§ Given instruction
Type out every line below exactly as it reads.

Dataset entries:
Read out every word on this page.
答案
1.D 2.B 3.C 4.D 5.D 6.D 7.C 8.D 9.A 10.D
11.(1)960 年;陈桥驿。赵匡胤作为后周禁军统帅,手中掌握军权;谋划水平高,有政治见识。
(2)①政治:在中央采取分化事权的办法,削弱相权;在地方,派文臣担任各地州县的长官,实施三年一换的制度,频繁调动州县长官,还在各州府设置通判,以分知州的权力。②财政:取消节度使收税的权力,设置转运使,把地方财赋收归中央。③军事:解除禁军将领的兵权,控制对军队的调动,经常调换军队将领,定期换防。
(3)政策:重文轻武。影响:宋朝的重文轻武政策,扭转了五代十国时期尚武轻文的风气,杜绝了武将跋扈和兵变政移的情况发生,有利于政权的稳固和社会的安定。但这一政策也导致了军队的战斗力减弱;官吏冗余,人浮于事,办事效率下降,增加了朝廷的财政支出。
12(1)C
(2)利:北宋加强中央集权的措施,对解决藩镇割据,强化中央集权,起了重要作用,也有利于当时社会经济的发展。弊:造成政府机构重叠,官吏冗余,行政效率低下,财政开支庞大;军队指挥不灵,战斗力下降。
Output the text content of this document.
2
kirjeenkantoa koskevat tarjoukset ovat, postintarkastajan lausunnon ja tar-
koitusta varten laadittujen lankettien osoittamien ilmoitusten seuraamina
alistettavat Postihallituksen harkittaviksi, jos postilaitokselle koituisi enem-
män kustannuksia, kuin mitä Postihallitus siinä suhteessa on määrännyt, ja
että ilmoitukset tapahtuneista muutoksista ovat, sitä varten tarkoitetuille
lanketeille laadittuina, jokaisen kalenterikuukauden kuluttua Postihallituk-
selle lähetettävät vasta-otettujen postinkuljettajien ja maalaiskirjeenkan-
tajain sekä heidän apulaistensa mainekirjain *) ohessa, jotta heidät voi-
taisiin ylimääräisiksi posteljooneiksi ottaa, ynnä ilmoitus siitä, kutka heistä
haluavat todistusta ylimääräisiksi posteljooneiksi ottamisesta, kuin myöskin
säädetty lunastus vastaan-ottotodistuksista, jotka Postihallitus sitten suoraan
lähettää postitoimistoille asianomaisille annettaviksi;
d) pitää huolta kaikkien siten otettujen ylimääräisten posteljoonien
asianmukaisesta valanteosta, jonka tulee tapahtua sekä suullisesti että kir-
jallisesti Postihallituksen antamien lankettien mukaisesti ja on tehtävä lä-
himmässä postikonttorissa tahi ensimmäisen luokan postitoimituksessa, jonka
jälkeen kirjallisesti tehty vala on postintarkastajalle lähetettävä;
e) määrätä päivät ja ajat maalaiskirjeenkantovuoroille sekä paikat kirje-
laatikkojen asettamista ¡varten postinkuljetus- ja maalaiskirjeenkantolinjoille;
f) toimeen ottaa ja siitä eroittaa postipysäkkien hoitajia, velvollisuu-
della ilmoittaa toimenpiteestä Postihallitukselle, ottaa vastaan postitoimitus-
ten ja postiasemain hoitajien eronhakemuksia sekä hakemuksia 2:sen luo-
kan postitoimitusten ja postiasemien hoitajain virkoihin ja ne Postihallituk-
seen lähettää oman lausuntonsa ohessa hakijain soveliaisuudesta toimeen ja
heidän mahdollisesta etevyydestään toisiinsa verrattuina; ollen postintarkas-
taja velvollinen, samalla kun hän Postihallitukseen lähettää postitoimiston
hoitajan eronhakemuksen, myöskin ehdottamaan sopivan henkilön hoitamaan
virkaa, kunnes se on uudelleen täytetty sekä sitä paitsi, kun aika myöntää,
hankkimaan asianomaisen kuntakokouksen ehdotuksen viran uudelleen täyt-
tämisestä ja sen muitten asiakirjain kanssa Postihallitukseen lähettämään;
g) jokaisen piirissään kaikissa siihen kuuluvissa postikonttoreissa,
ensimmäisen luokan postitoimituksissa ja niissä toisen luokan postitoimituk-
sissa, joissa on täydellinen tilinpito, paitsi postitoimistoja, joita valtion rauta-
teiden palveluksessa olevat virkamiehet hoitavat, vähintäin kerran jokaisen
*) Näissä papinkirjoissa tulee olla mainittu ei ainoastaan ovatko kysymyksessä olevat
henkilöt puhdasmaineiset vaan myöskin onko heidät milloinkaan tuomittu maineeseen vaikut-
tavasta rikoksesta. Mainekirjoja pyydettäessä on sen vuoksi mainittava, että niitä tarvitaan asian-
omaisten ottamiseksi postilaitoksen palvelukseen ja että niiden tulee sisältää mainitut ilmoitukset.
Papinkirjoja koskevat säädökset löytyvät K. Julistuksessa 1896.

§ Correct output
Read out every word on this page.
答案
1.D 2.B 3.C 4.D 5.D 6.D 7.C 8.D 9.A 10.D
11.(1)960 年;陈桥驿。赵匡胤作为后周禁军统帅,手中掌握军权;谋划水平高,有政治见识。
(2)①政治:在中央采取分化事权的办法,削弱相权;在地方,派文臣担任各地州县的长官,实施三年一换的制度,频繁调动州县长官,还在各州府设置通判,以分知州的权力。②财政:取消节度使收税的权力,设置转运使,把地方财赋收归中央。③军事:解除禁军将领的兵权,控制对军队的调动,经常调换军队将领,定期换防。
(3)政策:重文轻武。影响:宋朝的重文轻武政策,扭转了五代十国时期尚武轻文的风气,杜绝了武将跋扈和兵变政移的情况发生,有利于政权的稳固和社会的安定。但这一政策也导致了军队的战斗力减弱;官吏冗余,人浮于事,办事效率下降,增加了朝廷的财政支出。
12(1)C
(2)利:北宋加强中央集权的措施,对解决藩镇割据,强化中央集权,起了重要作用,也有利于当时社会经济的发展。弊:造成政府机构重叠,官吏冗余,行政效率低下,财政开支庞大;军队指挥不灵,战斗力下降。
Output the text content of this document.
2
kirjeenkantoa koskevat tarjoukset ovat, postintarkastajan lausunnon ja tar-
koitusta varten laadittujen lankettien osoittamien ilmoitusten seuraamina
alistettavat Postihallituksen harkittaviksi, jos postilaitokselle koituisi enem-
män kustannuksia, kuin mitä Postihallitus siinä suhteessa on määrännyt, ja
että ilmoitukset tapahtuneista muutoksista ovat, sitä varten tarkoitetuille
lanketeille laadittuina, jokaisen kalenterikuukauden kuluttua Postihallituk-
selle lähetettävät vasta-otettujen postinkuljettajien ja maalaiskirjeenkan-
tajain sekä heidän apulaistensa mainekirjain *) ohessa, jotta heidät voi-
taisiin ylimääräisiksi posteljooneiksi ottaa, ynnä ilmoitus siitä, kutka heistä
haluavat todistusta ylimääräisiksi posteljooneiksi ottamisesta, kuin myöskin
säädetty lunastus vastaan-ottotodistuksista, jotka Postihallitus sitten suoraan
lähettää postitoimistoille asianomaisille annettaviksi;
d) pitää huolta kaikkien siten otettujen ylimääräisten posteljoonien
asianmukaisesta valanteosta, jonka tulee tapahtua sekä suullisesti että kir-
jallisesti Postihallituksen antamien lankettien mukaisesti ja on tehtävä lä-
himmässä postikonttorissa tahi ensimmäisen luokan postitoimituksessa, jonka
jälkeen kirjallisesti tehty vala on postintarkastajalle lähetettävä;
e) määrätä päivät ja ajat maalaiskirjeenkantovuoroille sekä paikat kirje-
laatikkojen asettamista ¡varten postinkuljetus- ja maalaiskirjeenkantolinjoille;
f) toimeen ottaa ja siitä eroittaa postipysäkkien hoitajia, velvollisuu-
della ilmoittaa toimenpiteestä Postihallitukselle, ottaa vastaan postitoimitus-
ten ja postiasemain hoitajien eronhakemuksia sekä hakemuksia 2:sen luo-
kan postitoimitusten ja postiasemien hoitajain virkoihin ja ne Postihallituk-
seen lähettää oman lausuntonsa ohessa hakijain soveliaisuudesta toimeen ja
heidän mahdollisesta etevyydestään toisiinsa verrattuina; ollen postintarkas-
taja velvollinen, samalla kun hän Postihallitukseen lähettää postitoimiston
hoitajan eronhakemuksen, myöskin ehdottamaan sopivan henkilön hoitamaan
virkaa, kunnes se on uudelleen täytetty sekä sitä paitsi, kun aika myöntää,
hankkimaan asianomaisen kuntakokouksen ehdotuksen viran uudelleen täyt-
tämisestä ja sen muitten asiakirjain kanssa Postihallitukseen lähettämään;
g) jokaisen piirissään kaikissa siihen kuuluvissa postikonttoreissa,
ensimmäisen luokan postitoimituksissa ja niissä toisen luokan postitoimituk-
sissa, joissa on täydellinen tilinpito, paitsi postitoimistoja, joita valtion rauta-
teiden palveluksessa olevat virkamiehet hoitavat, vähintäin kerran jokaisen
*) Näissä papinkirjoissa tulee olla mainittu ei ainoastaan ovatko kysymyksessä olevat
henkilöt puhdasmaineiset vaan myöskin onko heidät milloinkaan tuomittu maineeseen vaikut-
tavasta rikoksesta. Mainekirjoja pyydettäessä on sen vuoksi mainittava, että niitä tarvitaan asian-
omaisten ottamiseksi postilaitoksen palvelukseen ja että niiden tulee sisältää mainitut ilmoitukset.
Papinkirjoja koskevat säädökset löytyvät K. Julistuksessa 1896.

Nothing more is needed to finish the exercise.